-- Problem details --
Extract all lines from the data beneath that include the word "TradingView".

━━━━

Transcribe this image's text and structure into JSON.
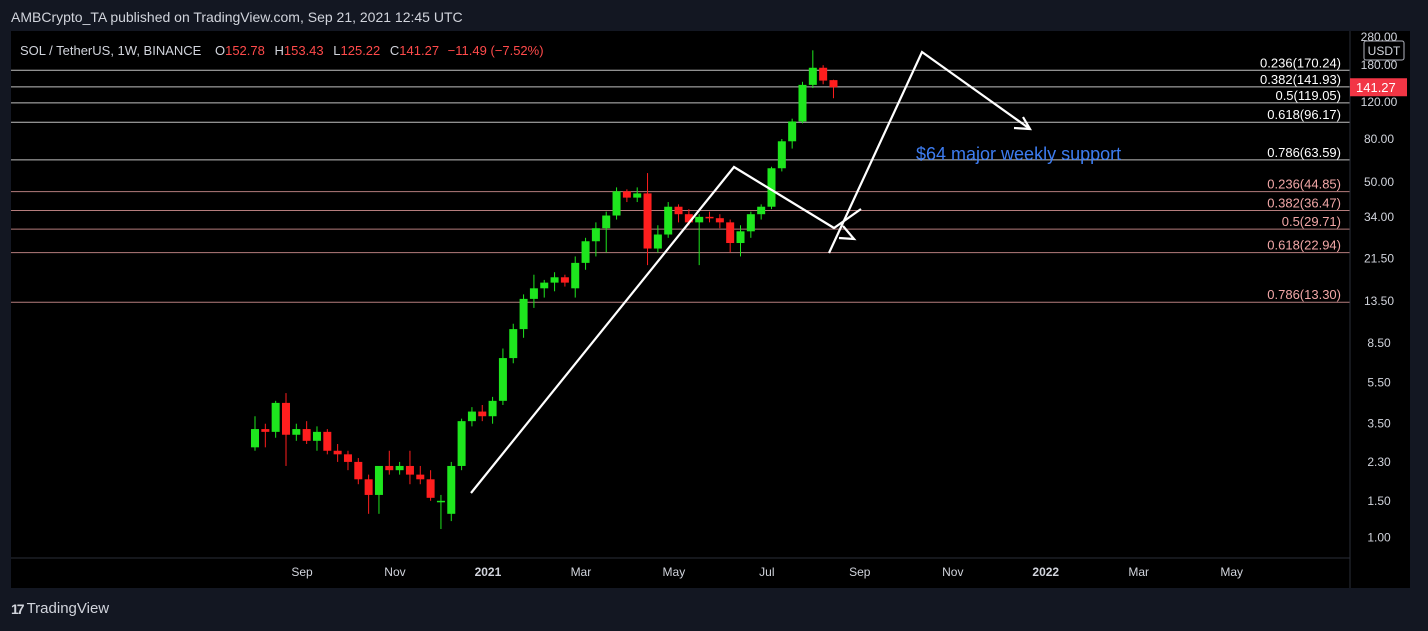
{
  "header": {
    "published": "AMBCrypto_TA published on TradingView.com, Sep 21, 2021 12:45 UTC"
  },
  "legend": {
    "symbol": "SOL / TetherUS, 1W, BINANCE",
    "open_label": "O",
    "open_value": "152.78",
    "high_label": "H",
    "high_value": "153.43",
    "low_label": "L",
    "low_value": "125.22",
    "close_label": "C",
    "close_value": "141.27",
    "change": "−11.49 (−7.52%)"
  },
  "footer": {
    "logo_text": "TradingView"
  },
  "colors": {
    "up": "#1ee61e",
    "down": "#ff1e1e",
    "fib_upper": "#ffffff",
    "fib_lower": "#f2a7a7",
    "annotation": "#3d7cf0",
    "price_badge": "#f23645"
  },
  "chart_data": {
    "type": "candlestick",
    "y_scale": "log",
    "ylim": [
      0.8,
      280
    ],
    "currency": "USDT",
    "last_price": "141.27",
    "x_ticks": [
      "Sep",
      "Nov",
      "2021",
      "Mar",
      "May",
      "Jul",
      "Sep",
      "Nov",
      "2022",
      "Mar",
      "May"
    ],
    "x_tick_weeks": [
      0,
      9,
      18,
      27,
      36,
      45,
      54,
      63,
      72,
      81,
      90
    ],
    "y_ticks": [
      "280.00",
      "180.00",
      "120.00",
      "80.00",
      "50.00",
      "34.00",
      "21.50",
      "13.50",
      "8.50",
      "5.50",
      "3.50",
      "2.30",
      "1.50",
      "1.00"
    ],
    "fib_upper": [
      {
        "label": "0.236(170.24)",
        "value": 170.24
      },
      {
        "label": "0.382(141.93)",
        "value": 141.93
      },
      {
        "label": "0.5(119.05)",
        "value": 119.05
      },
      {
        "label": "0.618(96.17)",
        "value": 96.17
      },
      {
        "label": "0.786(63.59)",
        "value": 63.59
      }
    ],
    "fib_lower": [
      {
        "label": "0.236(44.85)",
        "value": 44.85
      },
      {
        "label": "0.382(36.47)",
        "value": 36.47
      },
      {
        "label": "0.5(29.71)",
        "value": 29.71
      },
      {
        "label": "0.618(22.94)",
        "value": 22.94
      },
      {
        "label": "0.786(13.30)",
        "value": 13.3
      }
    ],
    "annotation": "$64 major weekly support",
    "candles": [
      {
        "o": 2.7,
        "h": 3.8,
        "l": 2.6,
        "c": 3.3
      },
      {
        "o": 3.3,
        "h": 3.5,
        "l": 2.7,
        "c": 3.2
      },
      {
        "o": 3.2,
        "h": 4.5,
        "l": 3.0,
        "c": 4.4
      },
      {
        "o": 4.4,
        "h": 4.9,
        "l": 2.2,
        "c": 3.1
      },
      {
        "o": 3.1,
        "h": 3.5,
        "l": 2.9,
        "c": 3.3
      },
      {
        "o": 3.3,
        "h": 3.6,
        "l": 2.8,
        "c": 2.9
      },
      {
        "o": 2.9,
        "h": 3.4,
        "l": 2.6,
        "c": 3.2
      },
      {
        "o": 3.2,
        "h": 3.3,
        "l": 2.5,
        "c": 2.6
      },
      {
        "o": 2.6,
        "h": 2.8,
        "l": 2.3,
        "c": 2.5
      },
      {
        "o": 2.5,
        "h": 2.6,
        "l": 2.1,
        "c": 2.3
      },
      {
        "o": 2.3,
        "h": 2.4,
        "l": 1.8,
        "c": 1.9
      },
      {
        "o": 1.9,
        "h": 2.0,
        "l": 1.3,
        "c": 1.6
      },
      {
        "o": 1.6,
        "h": 2.1,
        "l": 1.3,
        "c": 2.2
      },
      {
        "o": 2.2,
        "h": 2.6,
        "l": 2.0,
        "c": 2.1
      },
      {
        "o": 2.1,
        "h": 2.3,
        "l": 2.0,
        "c": 2.2
      },
      {
        "o": 2.2,
        "h": 2.6,
        "l": 1.8,
        "c": 2.0
      },
      {
        "o": 2.0,
        "h": 2.2,
        "l": 1.8,
        "c": 1.9
      },
      {
        "o": 1.9,
        "h": 2.1,
        "l": 1.5,
        "c": 1.55
      },
      {
        "o": 1.5,
        "h": 1.6,
        "l": 1.1,
        "c": 1.5
      },
      {
        "o": 1.3,
        "h": 2.3,
        "l": 1.2,
        "c": 2.2
      },
      {
        "o": 2.2,
        "h": 3.7,
        "l": 2.1,
        "c": 3.6
      },
      {
        "o": 3.6,
        "h": 4.2,
        "l": 3.4,
        "c": 4.0
      },
      {
        "o": 4.0,
        "h": 4.3,
        "l": 3.6,
        "c": 3.8
      },
      {
        "o": 3.8,
        "h": 4.7,
        "l": 3.5,
        "c": 4.5
      },
      {
        "o": 4.5,
        "h": 8.0,
        "l": 4.3,
        "c": 7.2
      },
      {
        "o": 7.2,
        "h": 10.5,
        "l": 6.8,
        "c": 9.9
      },
      {
        "o": 9.9,
        "h": 14.5,
        "l": 9.0,
        "c": 13.8
      },
      {
        "o": 13.8,
        "h": 18.0,
        "l": 12.5,
        "c": 15.5
      },
      {
        "o": 15.5,
        "h": 17.0,
        "l": 14.0,
        "c": 16.5
      },
      {
        "o": 16.5,
        "h": 18.5,
        "l": 15.0,
        "c": 17.5
      },
      {
        "o": 17.5,
        "h": 18.0,
        "l": 15.8,
        "c": 16.5
      },
      {
        "o": 15.5,
        "h": 22.0,
        "l": 14.0,
        "c": 20.5
      },
      {
        "o": 20.5,
        "h": 27.0,
        "l": 19.0,
        "c": 26.0
      },
      {
        "o": 26.0,
        "h": 32.0,
        "l": 22.0,
        "c": 30.0
      },
      {
        "o": 30.0,
        "h": 36.0,
        "l": 23.0,
        "c": 34.5
      },
      {
        "o": 34.5,
        "h": 47.0,
        "l": 33.0,
        "c": 45.0
      },
      {
        "o": 45.0,
        "h": 46.0,
        "l": 40.0,
        "c": 42.0
      },
      {
        "o": 42.0,
        "h": 47.0,
        "l": 40.0,
        "c": 44.0
      },
      {
        "o": 44.0,
        "h": 55.0,
        "l": 20.0,
        "c": 24.0
      },
      {
        "o": 24.0,
        "h": 31.0,
        "l": 23.0,
        "c": 28.0
      },
      {
        "o": 28.0,
        "h": 40.0,
        "l": 27.0,
        "c": 38.0
      },
      {
        "o": 38.0,
        "h": 39.0,
        "l": 32.0,
        "c": 35.0
      },
      {
        "o": 35.0,
        "h": 37.0,
        "l": 31.0,
        "c": 32.0
      },
      {
        "o": 32.0,
        "h": 35.0,
        "l": 20.0,
        "c": 34.0
      },
      {
        "o": 34.0,
        "h": 36.0,
        "l": 32.0,
        "c": 33.5
      },
      {
        "o": 33.5,
        "h": 35.0,
        "l": 30.0,
        "c": 32.0
      },
      {
        "o": 32.0,
        "h": 33.0,
        "l": 23.0,
        "c": 25.5
      },
      {
        "o": 25.5,
        "h": 31.0,
        "l": 22.0,
        "c": 29.0
      },
      {
        "o": 29.0,
        "h": 36.0,
        "l": 27.0,
        "c": 35.0
      },
      {
        "o": 35.0,
        "h": 39.0,
        "l": 33.0,
        "c": 38.0
      },
      {
        "o": 38.0,
        "h": 59.0,
        "l": 37.0,
        "c": 58.0
      },
      {
        "o": 58.0,
        "h": 80.0,
        "l": 56.0,
        "c": 78.0
      },
      {
        "o": 78.0,
        "h": 100.0,
        "l": 72.0,
        "c": 97.0
      },
      {
        "o": 97.0,
        "h": 150.0,
        "l": 95.0,
        "c": 145.0
      },
      {
        "o": 145.0,
        "h": 212.0,
        "l": 140.0,
        "c": 175.0
      },
      {
        "o": 175.0,
        "h": 180.0,
        "l": 146.0,
        "c": 152.0
      },
      {
        "o": 152.78,
        "h": 153.43,
        "l": 125.22,
        "c": 141.27
      }
    ]
  }
}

━━━━

-- Exercise result --
    "published": "AMBCrypto_TA published on TradingView.com, Sep 21, 2021 12:45 UTC"
    "logo_text": "TradingView"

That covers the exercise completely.